■ Stated goal:
Copy each line that holds "watermark".

■ Listed entries:

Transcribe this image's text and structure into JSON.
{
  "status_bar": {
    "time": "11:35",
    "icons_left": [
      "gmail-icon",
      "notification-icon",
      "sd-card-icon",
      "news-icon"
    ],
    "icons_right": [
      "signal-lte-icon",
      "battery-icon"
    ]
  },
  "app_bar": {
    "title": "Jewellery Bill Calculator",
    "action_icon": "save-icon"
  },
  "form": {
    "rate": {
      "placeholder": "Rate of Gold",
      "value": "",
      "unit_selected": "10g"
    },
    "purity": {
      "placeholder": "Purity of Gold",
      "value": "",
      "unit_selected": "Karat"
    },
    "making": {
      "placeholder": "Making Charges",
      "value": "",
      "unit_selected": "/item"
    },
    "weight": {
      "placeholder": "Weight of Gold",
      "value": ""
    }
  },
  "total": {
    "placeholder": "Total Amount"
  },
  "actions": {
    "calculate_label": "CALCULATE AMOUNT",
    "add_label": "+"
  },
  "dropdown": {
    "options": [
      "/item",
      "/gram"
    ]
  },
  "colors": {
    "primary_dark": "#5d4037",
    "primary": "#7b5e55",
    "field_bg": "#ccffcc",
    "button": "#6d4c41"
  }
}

* * *

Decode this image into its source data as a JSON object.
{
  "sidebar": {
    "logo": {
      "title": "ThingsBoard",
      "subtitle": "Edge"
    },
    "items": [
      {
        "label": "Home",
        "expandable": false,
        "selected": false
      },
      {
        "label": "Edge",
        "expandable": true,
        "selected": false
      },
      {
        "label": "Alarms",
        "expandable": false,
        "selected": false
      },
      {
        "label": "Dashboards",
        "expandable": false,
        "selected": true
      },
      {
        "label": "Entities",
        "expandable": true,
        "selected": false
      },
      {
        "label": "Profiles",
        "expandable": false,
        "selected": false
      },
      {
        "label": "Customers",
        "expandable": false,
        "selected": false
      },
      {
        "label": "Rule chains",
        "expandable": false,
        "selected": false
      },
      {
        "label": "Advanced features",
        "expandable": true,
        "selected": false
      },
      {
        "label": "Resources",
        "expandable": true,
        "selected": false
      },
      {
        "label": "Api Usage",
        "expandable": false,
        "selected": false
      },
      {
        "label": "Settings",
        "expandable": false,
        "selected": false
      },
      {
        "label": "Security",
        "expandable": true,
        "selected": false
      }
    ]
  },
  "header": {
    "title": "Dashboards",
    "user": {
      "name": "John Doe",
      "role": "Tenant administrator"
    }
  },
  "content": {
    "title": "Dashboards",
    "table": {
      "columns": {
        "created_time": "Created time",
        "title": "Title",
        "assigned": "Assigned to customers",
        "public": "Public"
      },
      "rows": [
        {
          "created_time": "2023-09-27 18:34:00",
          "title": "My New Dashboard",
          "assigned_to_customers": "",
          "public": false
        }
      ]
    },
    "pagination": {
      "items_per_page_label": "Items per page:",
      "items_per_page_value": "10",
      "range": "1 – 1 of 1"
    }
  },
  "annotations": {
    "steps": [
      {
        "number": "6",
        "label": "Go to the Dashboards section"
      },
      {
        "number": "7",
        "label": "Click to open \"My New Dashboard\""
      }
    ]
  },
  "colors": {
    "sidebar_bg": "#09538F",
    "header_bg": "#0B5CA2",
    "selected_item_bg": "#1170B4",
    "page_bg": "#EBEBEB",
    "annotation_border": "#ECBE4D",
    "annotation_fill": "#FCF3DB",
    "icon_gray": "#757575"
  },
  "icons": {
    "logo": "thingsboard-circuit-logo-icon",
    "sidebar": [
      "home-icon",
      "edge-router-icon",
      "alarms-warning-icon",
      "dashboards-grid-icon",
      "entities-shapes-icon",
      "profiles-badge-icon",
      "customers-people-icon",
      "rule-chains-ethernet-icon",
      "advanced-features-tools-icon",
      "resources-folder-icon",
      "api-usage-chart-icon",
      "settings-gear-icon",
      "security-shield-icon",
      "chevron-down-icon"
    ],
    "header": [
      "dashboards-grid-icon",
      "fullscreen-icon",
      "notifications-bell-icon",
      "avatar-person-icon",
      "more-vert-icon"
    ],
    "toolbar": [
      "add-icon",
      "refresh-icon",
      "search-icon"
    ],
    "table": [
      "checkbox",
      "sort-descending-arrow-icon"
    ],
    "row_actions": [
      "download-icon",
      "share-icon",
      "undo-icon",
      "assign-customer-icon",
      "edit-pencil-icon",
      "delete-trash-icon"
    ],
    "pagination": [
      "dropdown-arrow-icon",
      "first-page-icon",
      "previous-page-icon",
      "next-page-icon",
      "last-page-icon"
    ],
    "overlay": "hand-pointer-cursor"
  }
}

--

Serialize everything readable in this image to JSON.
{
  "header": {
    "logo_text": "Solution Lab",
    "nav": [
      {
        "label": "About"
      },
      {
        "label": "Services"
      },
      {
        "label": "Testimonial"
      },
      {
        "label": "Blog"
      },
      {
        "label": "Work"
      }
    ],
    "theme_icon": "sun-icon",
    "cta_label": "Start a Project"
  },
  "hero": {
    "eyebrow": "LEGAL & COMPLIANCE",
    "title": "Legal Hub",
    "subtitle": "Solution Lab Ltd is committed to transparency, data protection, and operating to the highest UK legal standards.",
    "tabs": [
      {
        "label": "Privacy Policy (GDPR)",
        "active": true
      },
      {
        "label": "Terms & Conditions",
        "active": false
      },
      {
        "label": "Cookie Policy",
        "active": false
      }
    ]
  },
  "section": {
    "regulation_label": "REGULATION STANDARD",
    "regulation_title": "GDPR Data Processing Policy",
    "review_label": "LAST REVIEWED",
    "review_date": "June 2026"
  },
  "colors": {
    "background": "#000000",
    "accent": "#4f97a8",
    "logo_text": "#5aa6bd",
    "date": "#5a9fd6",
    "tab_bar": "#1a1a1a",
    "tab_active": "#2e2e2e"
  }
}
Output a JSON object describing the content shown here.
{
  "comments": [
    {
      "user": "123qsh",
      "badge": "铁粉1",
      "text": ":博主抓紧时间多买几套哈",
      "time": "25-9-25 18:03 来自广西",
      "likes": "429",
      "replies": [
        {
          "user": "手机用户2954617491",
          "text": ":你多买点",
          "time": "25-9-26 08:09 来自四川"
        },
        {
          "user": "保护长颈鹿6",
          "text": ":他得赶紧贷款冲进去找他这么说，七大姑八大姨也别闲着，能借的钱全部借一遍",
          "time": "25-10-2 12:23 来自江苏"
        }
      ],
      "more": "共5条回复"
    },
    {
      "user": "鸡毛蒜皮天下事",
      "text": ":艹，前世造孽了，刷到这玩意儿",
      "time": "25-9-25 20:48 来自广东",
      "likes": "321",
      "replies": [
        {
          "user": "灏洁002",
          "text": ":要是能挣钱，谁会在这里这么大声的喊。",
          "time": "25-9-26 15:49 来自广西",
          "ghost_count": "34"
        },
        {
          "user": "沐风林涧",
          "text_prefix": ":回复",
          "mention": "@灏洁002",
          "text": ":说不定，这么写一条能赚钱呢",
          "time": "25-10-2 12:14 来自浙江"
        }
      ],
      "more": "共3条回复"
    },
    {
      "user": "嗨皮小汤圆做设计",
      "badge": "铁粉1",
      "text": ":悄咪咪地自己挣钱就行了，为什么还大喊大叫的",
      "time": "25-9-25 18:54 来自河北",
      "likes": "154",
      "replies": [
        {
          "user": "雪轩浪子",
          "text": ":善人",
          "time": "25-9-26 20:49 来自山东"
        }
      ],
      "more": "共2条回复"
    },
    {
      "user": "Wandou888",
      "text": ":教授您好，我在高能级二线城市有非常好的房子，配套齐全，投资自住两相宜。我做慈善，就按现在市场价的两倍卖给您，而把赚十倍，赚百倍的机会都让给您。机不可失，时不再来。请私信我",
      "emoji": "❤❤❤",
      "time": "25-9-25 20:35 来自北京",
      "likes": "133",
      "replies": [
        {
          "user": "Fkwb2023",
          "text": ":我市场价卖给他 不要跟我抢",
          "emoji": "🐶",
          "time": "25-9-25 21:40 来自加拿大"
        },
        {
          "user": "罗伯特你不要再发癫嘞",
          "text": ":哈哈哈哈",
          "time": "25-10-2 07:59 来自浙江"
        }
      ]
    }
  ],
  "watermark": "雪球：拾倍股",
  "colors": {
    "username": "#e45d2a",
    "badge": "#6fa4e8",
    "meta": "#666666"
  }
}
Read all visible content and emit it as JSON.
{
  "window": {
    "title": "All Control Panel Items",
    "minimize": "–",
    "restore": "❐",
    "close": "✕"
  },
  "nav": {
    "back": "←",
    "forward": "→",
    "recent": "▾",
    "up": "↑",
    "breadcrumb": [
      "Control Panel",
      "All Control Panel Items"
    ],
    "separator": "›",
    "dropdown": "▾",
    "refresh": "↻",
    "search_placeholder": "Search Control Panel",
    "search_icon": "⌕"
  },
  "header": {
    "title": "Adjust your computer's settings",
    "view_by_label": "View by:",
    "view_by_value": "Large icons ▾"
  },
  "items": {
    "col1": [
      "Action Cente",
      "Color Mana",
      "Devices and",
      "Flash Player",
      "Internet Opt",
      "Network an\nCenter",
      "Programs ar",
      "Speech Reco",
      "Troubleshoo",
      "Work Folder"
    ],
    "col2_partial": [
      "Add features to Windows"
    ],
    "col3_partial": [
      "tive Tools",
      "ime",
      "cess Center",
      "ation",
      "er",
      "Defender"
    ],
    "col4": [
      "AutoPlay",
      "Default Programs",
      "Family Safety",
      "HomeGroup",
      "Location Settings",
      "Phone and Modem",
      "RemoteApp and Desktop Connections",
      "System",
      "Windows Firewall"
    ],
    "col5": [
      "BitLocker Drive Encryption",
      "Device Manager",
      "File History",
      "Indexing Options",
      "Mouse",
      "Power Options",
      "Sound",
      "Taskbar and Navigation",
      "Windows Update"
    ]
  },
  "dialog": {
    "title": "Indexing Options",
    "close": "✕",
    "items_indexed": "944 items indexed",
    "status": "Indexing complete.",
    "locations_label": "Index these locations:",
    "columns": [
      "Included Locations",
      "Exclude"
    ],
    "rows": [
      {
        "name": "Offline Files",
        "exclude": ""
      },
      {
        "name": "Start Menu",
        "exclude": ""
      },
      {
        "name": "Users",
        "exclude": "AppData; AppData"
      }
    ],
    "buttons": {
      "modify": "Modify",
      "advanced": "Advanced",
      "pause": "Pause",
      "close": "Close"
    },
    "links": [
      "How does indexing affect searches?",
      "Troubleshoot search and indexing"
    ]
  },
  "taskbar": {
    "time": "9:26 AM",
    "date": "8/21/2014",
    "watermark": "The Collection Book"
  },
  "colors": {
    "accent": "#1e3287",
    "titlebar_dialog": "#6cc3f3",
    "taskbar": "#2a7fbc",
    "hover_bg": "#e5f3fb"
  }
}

■ Correct response:
  "watermark": "雪球：拾倍股",
    "watermark": "The Collection Book"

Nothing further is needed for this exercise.